Given instruction
Gather up the lines that contain "data".

-- Provided records start --

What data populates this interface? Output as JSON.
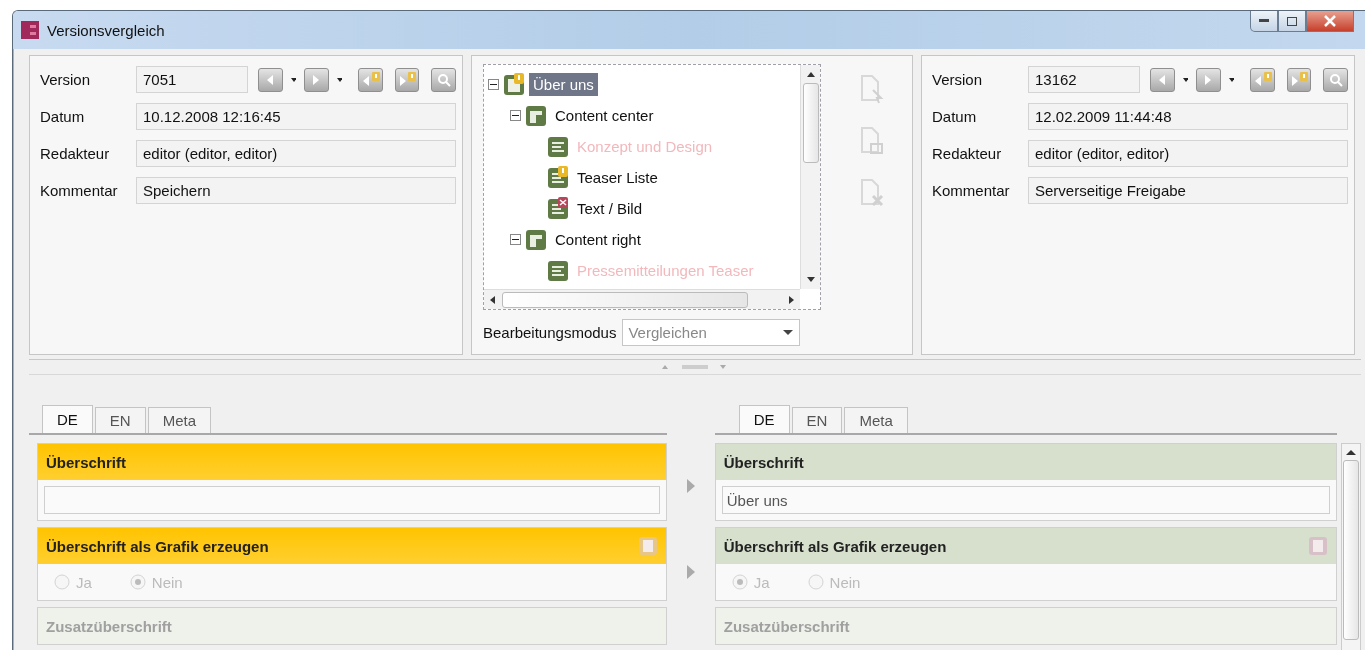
{
  "window": {
    "title": "Versionsvergleich"
  },
  "left_version": {
    "fields": [
      {
        "label": "Version",
        "value": "7051",
        "kind": "version"
      },
      {
        "label": "Datum",
        "value": "10.12.2008 12:16:45",
        "kind": "text"
      },
      {
        "label": "Redakteur",
        "value": "editor (editor, editor)",
        "kind": "text"
      },
      {
        "label": "Kommentar",
        "value": "Speichern",
        "kind": "text"
      }
    ]
  },
  "tree": {
    "items": [
      {
        "label": "Über uns",
        "kind": "page-warning",
        "selected": true,
        "removed": false,
        "expanded": true,
        "children": [
          {
            "label": "Content center",
            "kind": "section",
            "selected": false,
            "removed": false,
            "expanded": true,
            "children": [
              {
                "label": "Konzept und Design",
                "kind": "paragraph",
                "selected": false,
                "removed": true
              },
              {
                "label": "Teaser Liste",
                "kind": "paragraph-warning",
                "selected": false,
                "removed": false
              },
              {
                "label": "Text / Bild",
                "kind": "paragraph-error",
                "selected": false,
                "removed": false
              }
            ]
          },
          {
            "label": "Content right",
            "kind": "section",
            "selected": false,
            "removed": false,
            "expanded": true,
            "children": [
              {
                "label": "Pressemitteilungen Teaser",
                "kind": "paragraph",
                "selected": false,
                "removed": true
              }
            ]
          }
        ]
      }
    ]
  },
  "mode": {
    "label": "Bearbeitungsmodus",
    "value": "Vergleichen"
  },
  "right_version": {
    "fields": [
      {
        "label": "Version",
        "value": "13162",
        "kind": "version"
      },
      {
        "label": "Datum",
        "value": "12.02.2009 11:44:48",
        "kind": "text"
      },
      {
        "label": "Redakteur",
        "value": "editor (editor, editor)",
        "kind": "text"
      },
      {
        "label": "Kommentar",
        "value": "Serverseitige Freigabe",
        "kind": "text"
      }
    ]
  },
  "left_form": {
    "tabs": [
      {
        "label": "DE",
        "selected": true
      },
      {
        "label": "EN",
        "selected": false
      },
      {
        "label": "Meta",
        "selected": false
      }
    ],
    "sections": [
      {
        "title": "Überschrift",
        "kind": "text",
        "changed": true,
        "disabled": false
      },
      {
        "title": "Überschrift als Grafik erzeugen",
        "kind": "radio",
        "changed": true,
        "disabled": false,
        "options": [
          {
            "label": "Ja",
            "selected": false
          },
          {
            "label": "Nein",
            "selected": true
          }
        ]
      },
      {
        "title": "Zusatzüberschrift",
        "kind": "collapsed",
        "changed": false,
        "disabled": true
      }
    ]
  },
  "right_form": {
    "tabs": [
      {
        "label": "DE",
        "selected": true
      },
      {
        "label": "EN",
        "selected": false
      },
      {
        "label": "Meta",
        "selected": false
      }
    ],
    "sections": [
      {
        "title": "Überschrift",
        "kind": "text",
        "changed": false,
        "disabled": false,
        "value": "Über uns"
      },
      {
        "title": "Überschrift als Grafik erzeugen",
        "kind": "radio",
        "changed": false,
        "disabled": false,
        "options": [
          {
            "label": "Ja",
            "selected": true
          },
          {
            "label": "Nein",
            "selected": false
          }
        ]
      },
      {
        "title": "Zusatzüberschrift",
        "kind": "collapsed",
        "changed": false,
        "disabled": true
      }
    ]
  }
}
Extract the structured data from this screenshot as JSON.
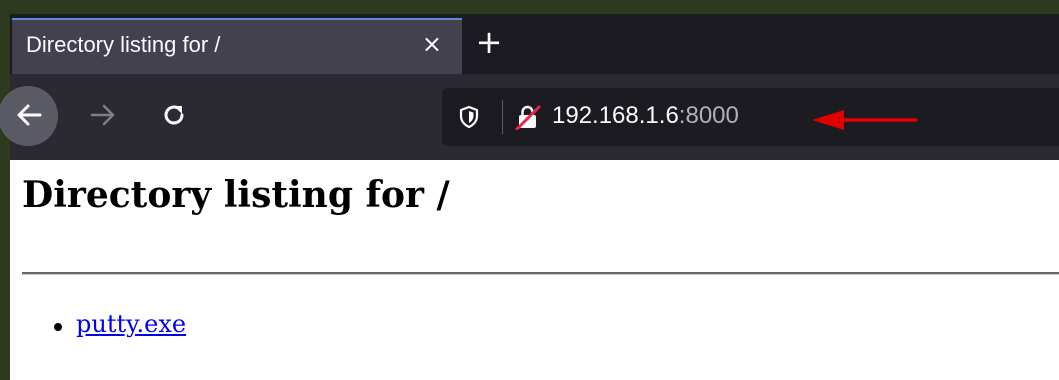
{
  "tab": {
    "title": "Directory listing for /",
    "close_glyph": "×",
    "new_tab_glyph": "+"
  },
  "toolbar": {
    "back_icon": "arrow-left-icon",
    "forward_icon": "arrow-right-icon",
    "reload_icon": "reload-icon"
  },
  "urlbar": {
    "shield_icon": "shield-icon",
    "lock_icon": "insecure-lock-icon",
    "host": "192.168.1.6",
    "port": ":8000"
  },
  "page": {
    "heading": "Directory listing for /",
    "files": [
      {
        "name": "putty.exe"
      }
    ]
  },
  "colors": {
    "annotation_arrow": "#e00000",
    "link": "#0000ee",
    "tab_accent": "#5a8dd6"
  }
}
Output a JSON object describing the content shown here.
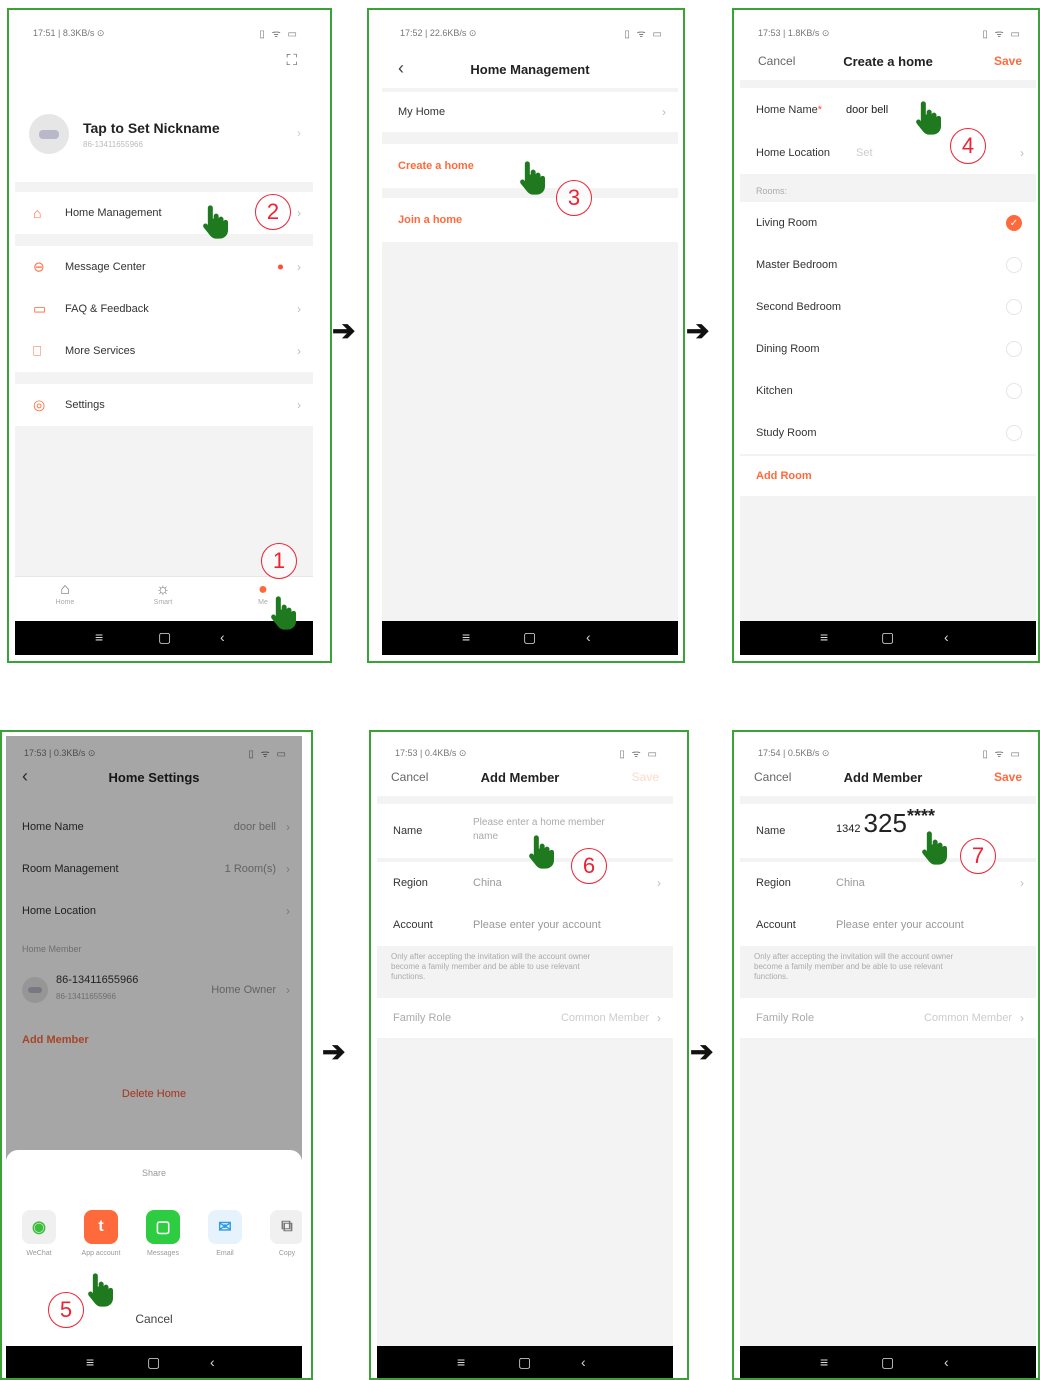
{
  "colors": {
    "accent": "#ff6a3d",
    "panel_border": "#3aa335",
    "hand": "#1f7a1f",
    "step_circle": "#e23333"
  },
  "arrow_glyph": "➔",
  "system_nav": {
    "menu": "≡",
    "home": "▢",
    "back": "‹"
  },
  "p1": {
    "status_left": "17:51 | 8.3KB/s ⊙",
    "status_right": "▯ ᯤ ▭",
    "scan_icon": "⛶",
    "nickname": "Tap to Set Nickname",
    "account_sub": "86-13411655966",
    "menu": [
      {
        "label": "Home Management",
        "icon": "house-icon"
      },
      {
        "label": "Message Center",
        "icon": "message-icon"
      },
      {
        "label": "FAQ & Feedback",
        "icon": "faq-icon"
      },
      {
        "label": "More Services",
        "icon": "bookmark-icon"
      },
      {
        "label": "Settings",
        "icon": "gear-icon"
      }
    ],
    "tabs": [
      {
        "label": "Home"
      },
      {
        "label": "Smart"
      },
      {
        "label": "Me"
      }
    ],
    "step_a": "1",
    "step_b": "2"
  },
  "p2": {
    "status_left": "17:52 | 22.6KB/s ⊙",
    "status_right": "▯ ᯤ ▭",
    "title": "Home Management",
    "my_home": "My Home",
    "create": "Create a home",
    "join": "Join a home",
    "step": "3"
  },
  "p3": {
    "status_left": "17:53 | 1.8KB/s ⊙",
    "status_right": "▯ ᯤ ▭",
    "cancel": "Cancel",
    "title": "Create a home",
    "save": "Save",
    "home_name_label": "Home Name",
    "required_mark": "*",
    "home_name_value": "door bell",
    "home_location_label": "Home Location",
    "home_location_value": "Set",
    "rooms_label": "Rooms:",
    "rooms": [
      {
        "name": "Living Room",
        "checked": true
      },
      {
        "name": "Master Bedroom",
        "checked": false
      },
      {
        "name": "Second Bedroom",
        "checked": false
      },
      {
        "name": "Dining Room",
        "checked": false
      },
      {
        "name": "Kitchen",
        "checked": false
      },
      {
        "name": "Study Room",
        "checked": false
      }
    ],
    "check_glyph": "✓",
    "add_room": "Add Room",
    "step": "4"
  },
  "p4": {
    "status_left": "17:53 | 0.3KB/s ⊙",
    "status_right": "▯ ᯤ ▭",
    "title": "Home Settings",
    "home_name_label": "Home Name",
    "home_name_value": "door bell",
    "room_mgmt_label": "Room Management",
    "room_mgmt_value": "1 Room(s)",
    "home_location_label": "Home Location",
    "home_member_label": "Home Member",
    "member_name": "86-13411655966",
    "member_sub": "86-13411655966",
    "member_role": "Home Owner",
    "add_member": "Add Member",
    "delete_home": "Delete Home",
    "share_title": "Share",
    "share_items": [
      {
        "label": "WeChat",
        "glyph": "◉",
        "color": "#3bbf3b"
      },
      {
        "label": "App account",
        "glyph": "t",
        "color": "#ff6a3d"
      },
      {
        "label": "Messages",
        "glyph": "▢",
        "color": "#2ecc40"
      },
      {
        "label": "Email",
        "glyph": "✉",
        "color": "#2f9be8"
      },
      {
        "label": "Copy",
        "glyph": "⧉",
        "color": "#777777"
      }
    ],
    "share_cancel": "Cancel",
    "step": "5"
  },
  "p5": {
    "status_left": "17:53 | 0.4KB/s ⊙",
    "status_right": "▯ ᯤ ▭",
    "cancel": "Cancel",
    "title": "Add Member",
    "save": "Save",
    "name_label": "Name",
    "name_placeholder_1": "Please enter a home member",
    "name_placeholder_2": "name",
    "region_label": "Region",
    "region_value": "China",
    "account_label": "Account",
    "account_placeholder": "Please enter your account",
    "note_1": "Only after accepting the invitation will the account owner",
    "note_2": "become a family member and be able to use relevant",
    "note_3": "functions.",
    "family_role_label": "Family Role",
    "family_role_value": "Common Member",
    "step": "6"
  },
  "p6": {
    "status_left": "17:54 | 0.5KB/s ⊙",
    "status_right": "▯ ᯤ ▭",
    "cancel": "Cancel",
    "title": "Add Member",
    "save": "Save",
    "name_label": "Name",
    "name_small": "1342",
    "name_large": "325",
    "name_mask": "****",
    "region_label": "Region",
    "region_value": "China",
    "account_label": "Account",
    "account_placeholder": "Please enter your account",
    "note_1": "Only after accepting the invitation will the account owner",
    "note_2": "become a family member and be able to use relevant",
    "note_3": "functions.",
    "family_role_label": "Family Role",
    "family_role_value": "Common Member",
    "step": "7"
  }
}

-- Provided records end --

Expected output
What data populates this interface? Output as JSON.
Extract the structured data from this screenshot as JSON.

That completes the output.